**TASK BRIEF:**
Reproduce the records that follow in full, excluding any picture they contain.

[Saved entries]
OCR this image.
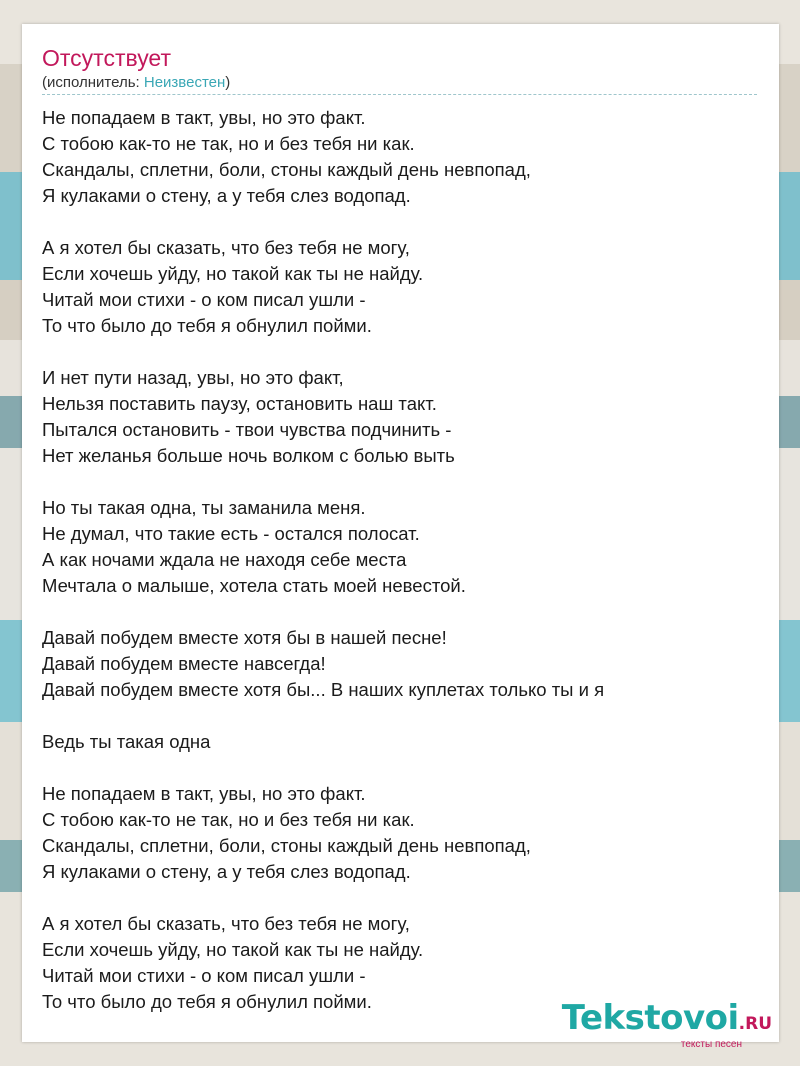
Отсутствует
(исполнитель: Неизвестен)
Не попадаем в такт, увы, но это факт.
С тобою как-то не так, но и без тебя ни как.
Скандалы, сплетни, боли, стоны каждый день невпопад,
Я кулаками о стену, а у тебя слез водопад.
А я хотел бы сказать, что без тебя не могу,
Если хочешь уйду, но такой как ты не найду.
Читай мои стихи - о ком писал ушли -
То что было до тебя я обнулил пойми.
И нет пути назад, увы, но это факт,
Нельзя поставить паузу, остановить наш такт.
Пытался остановить - твои чувства подчинить -
Нет желанья больше ночь волком с болью выть
Но ты такая одна, ты заманила меня.
Не думал, что такие есть - остался полосат.
А как ночами ждала не находя себе места
Мечтала о малыше, хотела стать моей невестой.
Давай побудем вместе хотя бы в нашей песне!
Давай побудем вместе навсегда!
Давай побудем вместе хотя бы... В наших куплетах только ты и я
Ведь ты такая одна
Не попадаем в такт, увы, но это факт.
С тобою как-то не так, но и без тебя ни как.
Скандалы, сплетни, боли, стоны каждый день невпопад,
Я кулаками о стену, а у тебя слез водопад.
А я хотел бы сказать, что без тебя не могу,
Если хочешь уйду, но такой как ты не найду.
Читай мои стихи - о ком писал ушли -
То что было до тебя я обнулил пойми.	Tekstovoi.RU
тексты песен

**RESPONSE:**
OCR this image.
Отсутствует
(исполнитель: Неизвестен)
Не попадаем в такт, увы, но это факт.
С тобою как-то не так, но и без тебя ни как.
Скандалы, сплетни, боли, стоны каждый день невпопад,
Я кулаками о стену, а у тебя слез водопад.
А я хотел бы сказать, что без тебя не могу,
Если хочешь уйду, но такой как ты не найду.
Читай мои стихи - о ком писал ушли -
То что было до тебя я обнулил пойми.
И нет пути назад, увы, но это факт,
Нельзя поставить паузу, остановить наш такт.
Пытался остановить - твои чувства подчинить -
Нет желанья больше ночь волком с болью выть
Но ты такая одна, ты заманила меня.
Не думал, что такие есть - остался полосат.
А как ночами ждала не находя себе места
Мечтала о малыше, хотела стать моей невестой.
Давай побудем вместе хотя бы в нашей песне!
Давай побудем вместе навсегда!
Давай побудем вместе хотя бы... В наших куплетах только ты и я
Ведь ты такая одна
Не попадаем в такт, увы, но это факт.
С тобою как-то не так, но и без тебя ни как.
Скандалы, сплетни, боли, стоны каждый день невпопад,
Я кулаками о стену, а у тебя слез водопад.
А я хотел бы сказать, что без тебя не могу,
Если хочешь уйду, но такой как ты не найду.
Читай мои стихи - о ком писал ушли -
То что было до тебя я обнулил пойми.	Tekstovoi.RU
тексты песен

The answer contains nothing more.